Saved entries
──────────────────────────────

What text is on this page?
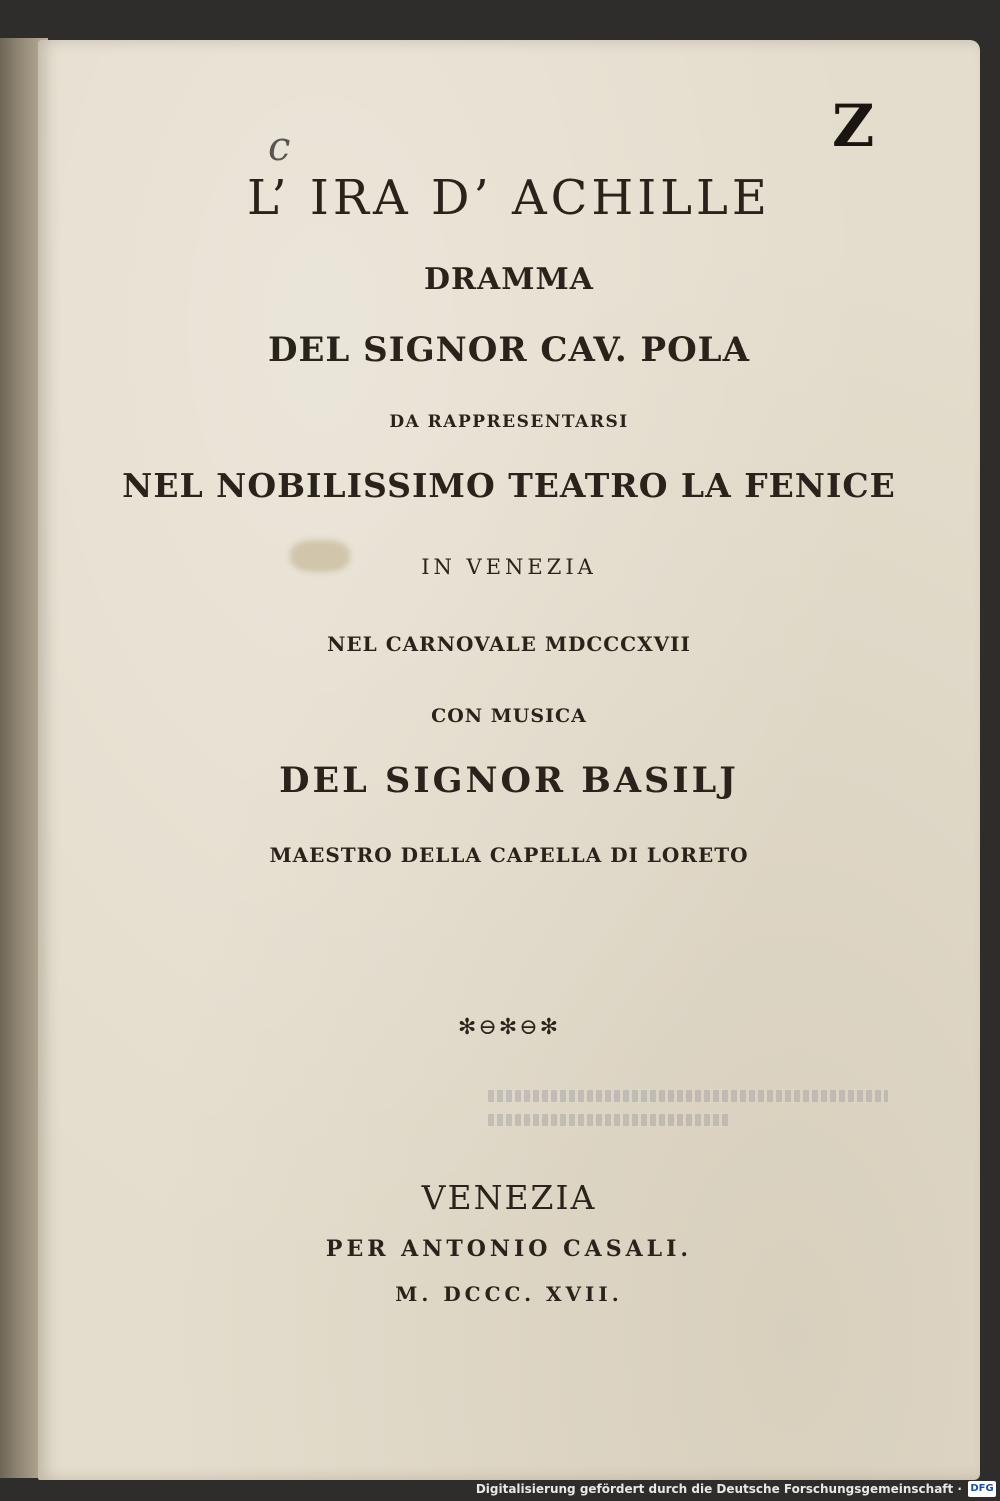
c	Z
L’ IRA D’ ACHILLE
DRAMMA
DEL SIGNOR CAV. POLA
DA RAPPRESENTARSI
NEL NOBILISSIMO TEATRO LA FENICE
IN VENEZIA
NEL CARNOVALE MDCCCXVII
CON MUSICA
DEL SIGNOR BASILJ
MAESTRO DELLA CAPELLA DI LORETO
✻⊖✻⊖✻
VENEZIA
PER ANTONIO CASALI.
M. DCCC. XVII.
Digitalisierung gefördert durch die Deutsche Forschungsgemeinschaft · DFG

──────────────────────────────

_Exercise directions_.
Search the listing for the word "SIGNOR". Copy every line in which it occurs.

_Result for this task_.
DEL SIGNOR CAV. POLA
DEL SIGNOR BASILJ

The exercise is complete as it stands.